#### Written request:
Keep the images out and copy every entry below exactly.

#### Task input:
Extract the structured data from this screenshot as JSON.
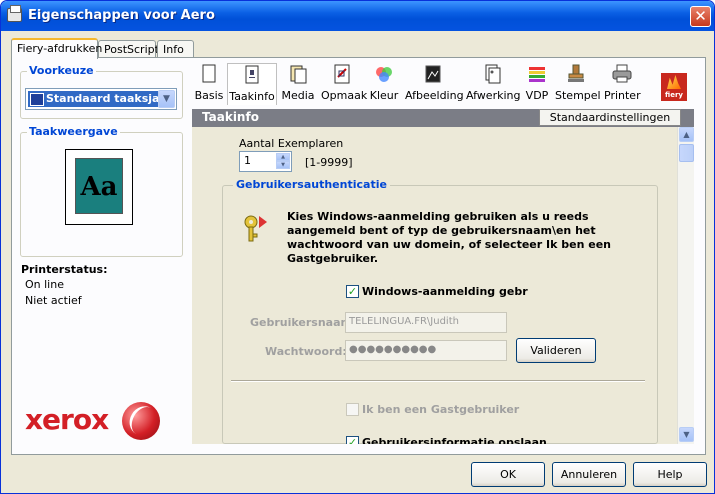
{
  "window": {
    "title": "Eigenschappen voor Aero",
    "close_label": "✕"
  },
  "tabs": [
    {
      "label": "Fiery-afdrukken",
      "active": true
    },
    {
      "label": "PostScript",
      "active": false
    },
    {
      "label": "Info",
      "active": false
    }
  ],
  "sidebar": {
    "preset_label": "Voorkeuze",
    "preset_value": "Standaard taaksjab",
    "preview_label": "Taakweergave",
    "preview_text": "Aa",
    "printer_status_label": "Printerstatus:",
    "printer_status_lines": [
      "On line",
      "Niet actief"
    ],
    "brand": "xerox"
  },
  "toolbar": {
    "items": [
      {
        "label": "Basis",
        "icon": "page-icon"
      },
      {
        "label": "Taakinfo",
        "icon": "job-info-icon",
        "selected": true
      },
      {
        "label": "Media",
        "icon": "media-icon"
      },
      {
        "label": "Opmaak",
        "icon": "layout-icon"
      },
      {
        "label": "Kleur",
        "icon": "color-icon"
      },
      {
        "label": "Afbeelding",
        "icon": "image-icon"
      },
      {
        "label": "Afwerking",
        "icon": "finishing-icon"
      },
      {
        "label": "VDP",
        "icon": "vdp-icon"
      },
      {
        "label": "Stempel",
        "icon": "stamp-icon"
      },
      {
        "label": "Printer",
        "icon": "printer-icon"
      }
    ],
    "logo_text": "fiery"
  },
  "section": {
    "title": "Taakinfo",
    "defaults_button": "Standaardinstellingen"
  },
  "copies": {
    "label": "Aantal Exemplaren",
    "value": "1",
    "range": "[1-9999]"
  },
  "auth": {
    "group_title": "Gebruikersauthenticatie",
    "description": "Kies Windows-aanmelding gebruiken als u reeds aangemeld bent of typ de gebruikersnaam\\en het wachtwoord van uw domein, of selecteer Ik ben een Gastgebruiker.",
    "windows_login_label": "Windows-aanmelding gebruiken",
    "windows_login_checked": true,
    "username_label": "Gebruikersnaam:",
    "username_value": "TELELINGUA.FR\\Judith",
    "password_label": "Wachtwoord:",
    "password_value": "●●●●●●●●●●",
    "validate_button": "Valideren",
    "guest_label": "Ik ben een Gastgebruiker",
    "guest_checked": false,
    "partial_label": "Gebruikersinformatie opslaan",
    "partial_checked": true
  },
  "footer": {
    "ok": "OK",
    "cancel": "Annuleren",
    "help": "Help"
  }
}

#### Completed task:
Extract the structured data from this screenshot as JSON.
{
  "window": {
    "title": "Eigenschappen voor Aero",
    "close_label": "✕"
  },
  "tabs": [
    {
      "label": "Fiery-afdrukken",
      "active": true
    },
    {
      "label": "PostScript",
      "active": false
    },
    {
      "label": "Info",
      "active": false
    }
  ],
  "sidebar": {
    "preset_label": "Voorkeuze",
    "preset_value": "Standaard taaksjab",
    "preview_label": "Taakweergave",
    "preview_text": "Aa",
    "printer_status_label": "Printerstatus:",
    "printer_status_lines": [
      "On line",
      "Niet actief"
    ],
    "brand": "xerox"
  },
  "toolbar": {
    "items": [
      {
        "label": "Basis",
        "icon": "page-icon"
      },
      {
        "label": "Taakinfo",
        "icon": "job-info-icon",
        "selected": true
      },
      {
        "label": "Media",
        "icon": "media-icon"
      },
      {
        "label": "Opmaak",
        "icon": "layout-icon"
      },
      {
        "label": "Kleur",
        "icon": "color-icon"
      },
      {
        "label": "Afbeelding",
        "icon": "image-icon"
      },
      {
        "label": "Afwerking",
        "icon": "finishing-icon"
      },
      {
        "label": "VDP",
        "icon": "vdp-icon"
      },
      {
        "label": "Stempel",
        "icon": "stamp-icon"
      },
      {
        "label": "Printer",
        "icon": "printer-icon"
      }
    ],
    "logo_text": "fiery"
  },
  "section": {
    "title": "Taakinfo",
    "defaults_button": "Standaardinstellingen"
  },
  "copies": {
    "label": "Aantal Exemplaren",
    "value": "1",
    "range": "[1-9999]"
  },
  "auth": {
    "group_title": "Gebruikersauthenticatie",
    "description": "Kies Windows-aanmelding gebruiken als u reeds aangemeld bent of typ de gebruikersnaam\\en het wachtwoord van uw domein, of selecteer Ik ben een Gastgebruiker.",
    "windows_login_label": "Windows-aanmelding gebruiken",
    "windows_login_checked": true,
    "username_label": "Gebruikersnaam:",
    "username_value": "TELELINGUA.FR\\Judith",
    "password_label": "Wachtwoord:",
    "password_value": "●●●●●●●●●●",
    "validate_button": "Valideren",
    "guest_label": "Ik ben een Gastgebruiker",
    "guest_checked": false,
    "partial_label": "Gebruikersinformatie opslaan",
    "partial_checked": true
  },
  "footer": {
    "ok": "OK",
    "cancel": "Annuleren",
    "help": "Help"
  }
}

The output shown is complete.